Data items
■ ■ ■ ■

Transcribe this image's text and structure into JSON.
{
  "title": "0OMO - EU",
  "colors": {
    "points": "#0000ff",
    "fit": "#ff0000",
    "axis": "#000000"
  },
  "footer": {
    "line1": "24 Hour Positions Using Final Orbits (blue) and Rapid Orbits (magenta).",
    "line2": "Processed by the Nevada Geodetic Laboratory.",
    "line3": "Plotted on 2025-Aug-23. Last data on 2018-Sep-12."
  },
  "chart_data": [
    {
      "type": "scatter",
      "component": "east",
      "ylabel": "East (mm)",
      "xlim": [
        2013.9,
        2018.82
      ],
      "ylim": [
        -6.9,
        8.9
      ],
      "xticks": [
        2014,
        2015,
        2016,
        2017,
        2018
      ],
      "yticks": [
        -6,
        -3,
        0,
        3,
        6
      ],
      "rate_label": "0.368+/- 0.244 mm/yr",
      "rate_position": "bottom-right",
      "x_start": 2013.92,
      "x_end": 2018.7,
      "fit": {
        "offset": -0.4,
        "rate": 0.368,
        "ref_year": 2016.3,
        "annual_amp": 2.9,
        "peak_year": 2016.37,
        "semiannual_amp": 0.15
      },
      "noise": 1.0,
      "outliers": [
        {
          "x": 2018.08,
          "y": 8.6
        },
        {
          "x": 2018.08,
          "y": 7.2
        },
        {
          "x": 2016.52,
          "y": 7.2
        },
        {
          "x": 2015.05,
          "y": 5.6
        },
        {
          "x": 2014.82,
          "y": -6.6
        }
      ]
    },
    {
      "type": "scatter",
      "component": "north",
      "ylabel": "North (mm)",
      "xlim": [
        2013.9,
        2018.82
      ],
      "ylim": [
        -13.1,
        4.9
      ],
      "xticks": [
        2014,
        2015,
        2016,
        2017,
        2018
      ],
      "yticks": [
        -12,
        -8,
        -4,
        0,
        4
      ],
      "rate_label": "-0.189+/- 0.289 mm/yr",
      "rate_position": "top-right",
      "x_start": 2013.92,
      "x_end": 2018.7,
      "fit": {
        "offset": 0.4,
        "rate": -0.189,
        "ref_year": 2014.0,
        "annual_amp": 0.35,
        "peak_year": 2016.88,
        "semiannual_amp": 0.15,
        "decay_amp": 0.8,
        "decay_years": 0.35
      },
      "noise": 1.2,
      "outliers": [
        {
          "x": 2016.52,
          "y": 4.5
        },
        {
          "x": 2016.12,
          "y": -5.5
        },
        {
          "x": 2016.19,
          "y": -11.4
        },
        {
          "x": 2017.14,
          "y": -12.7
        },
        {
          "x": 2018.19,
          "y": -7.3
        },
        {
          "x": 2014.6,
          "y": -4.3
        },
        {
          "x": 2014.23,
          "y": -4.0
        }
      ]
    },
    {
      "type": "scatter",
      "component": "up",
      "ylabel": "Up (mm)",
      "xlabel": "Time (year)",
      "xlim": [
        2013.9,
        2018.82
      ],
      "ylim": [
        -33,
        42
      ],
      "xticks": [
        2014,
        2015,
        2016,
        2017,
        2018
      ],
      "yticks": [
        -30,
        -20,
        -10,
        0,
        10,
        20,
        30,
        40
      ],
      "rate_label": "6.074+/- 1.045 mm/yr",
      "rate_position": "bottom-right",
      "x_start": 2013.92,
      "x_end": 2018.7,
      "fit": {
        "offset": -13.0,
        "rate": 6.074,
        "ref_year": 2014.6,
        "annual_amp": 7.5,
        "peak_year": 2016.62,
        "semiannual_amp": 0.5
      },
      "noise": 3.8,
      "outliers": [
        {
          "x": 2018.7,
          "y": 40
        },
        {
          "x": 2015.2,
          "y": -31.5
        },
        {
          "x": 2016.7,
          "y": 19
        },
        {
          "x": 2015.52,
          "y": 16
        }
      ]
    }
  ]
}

■ ■ ■ ■

> **Prompt**: All records above must be set down exactly, please.

> **The completed task**:
Transcribe this image's text and structure into JSON.
{
  "title": "0OMO - EU",
  "colors": {
    "points": "#0000ff",
    "fit": "#ff0000",
    "axis": "#000000"
  },
  "footer": {
    "line1": "24 Hour Positions Using Final Orbits (blue) and Rapid Orbits (magenta).",
    "line2": "Processed by the Nevada Geodetic Laboratory.",
    "line3": "Plotted on 2025-Aug-23. Last data on 2018-Sep-12."
  },
  "chart_data": [
    {
      "type": "scatter",
      "component": "east",
      "ylabel": "East (mm)",
      "xlim": [
        2013.9,
        2018.82
      ],
      "ylim": [
        -6.9,
        8.9
      ],
      "xticks": [
        2014,
        2015,
        2016,
        2017,
        2018
      ],
      "yticks": [
        -6,
        -3,
        0,
        3,
        6
      ],
      "rate_label": "0.368+/- 0.244 mm/yr",
      "rate_position": "bottom-right",
      "x_start": 2013.92,
      "x_end": 2018.7,
      "fit": {
        "offset": -0.4,
        "rate": 0.368,
        "ref_year": 2016.3,
        "annual_amp": 2.9,
        "peak_year": 2016.37,
        "semiannual_amp": 0.15
      },
      "noise": 1.0,
      "outliers": [
        {
          "x": 2018.08,
          "y": 8.6
        },
        {
          "x": 2018.08,
          "y": 7.2
        },
        {
          "x": 2016.52,
          "y": 7.2
        },
        {
          "x": 2015.05,
          "y": 5.6
        },
        {
          "x": 2014.82,
          "y": -6.6
        }
      ]
    },
    {
      "type": "scatter",
      "component": "north",
      "ylabel": "North (mm)",
      "xlim": [
        2013.9,
        2018.82
      ],
      "ylim": [
        -13.1,
        4.9
      ],
      "xticks": [
        2014,
        2015,
        2016,
        2017,
        2018
      ],
      "yticks": [
        -12,
        -8,
        -4,
        0,
        4
      ],
      "rate_label": "-0.189+/- 0.289 mm/yr",
      "rate_position": "top-right",
      "x_start": 2013.92,
      "x_end": 2018.7,
      "fit": {
        "offset": 0.4,
        "rate": -0.189,
        "ref_year": 2014.0,
        "annual_amp": 0.35,
        "peak_year": 2016.88,
        "semiannual_amp": 0.15,
        "decay_amp": 0.8,
        "decay_years": 0.35
      },
      "noise": 1.2,
      "outliers": [
        {
          "x": 2016.52,
          "y": 4.5
        },
        {
          "x": 2016.12,
          "y": -5.5
        },
        {
          "x": 2016.19,
          "y": -11.4
        },
        {
          "x": 2017.14,
          "y": -12.7
        },
        {
          "x": 2018.19,
          "y": -7.3
        },
        {
          "x": 2014.6,
          "y": -4.3
        },
        {
          "x": 2014.23,
          "y": -4.0
        }
      ]
    },
    {
      "type": "scatter",
      "component": "up",
      "ylabel": "Up (mm)",
      "xlabel": "Time (year)",
      "xlim": [
        2013.9,
        2018.82
      ],
      "ylim": [
        -33,
        42
      ],
      "xticks": [
        2014,
        2015,
        2016,
        2017,
        2018
      ],
      "yticks": [
        -30,
        -20,
        -10,
        0,
        10,
        20,
        30,
        40
      ],
      "rate_label": "6.074+/- 1.045 mm/yr",
      "rate_position": "bottom-right",
      "x_start": 2013.92,
      "x_end": 2018.7,
      "fit": {
        "offset": -13.0,
        "rate": 6.074,
        "ref_year": 2014.6,
        "annual_amp": 7.5,
        "peak_year": 2016.62,
        "semiannual_amp": 0.5
      },
      "noise": 3.8,
      "outliers": [
        {
          "x": 2018.7,
          "y": 40
        },
        {
          "x": 2015.2,
          "y": -31.5
        },
        {
          "x": 2016.7,
          "y": 19
        },
        {
          "x": 2015.52,
          "y": 16
        }
      ]
    }
  ]
}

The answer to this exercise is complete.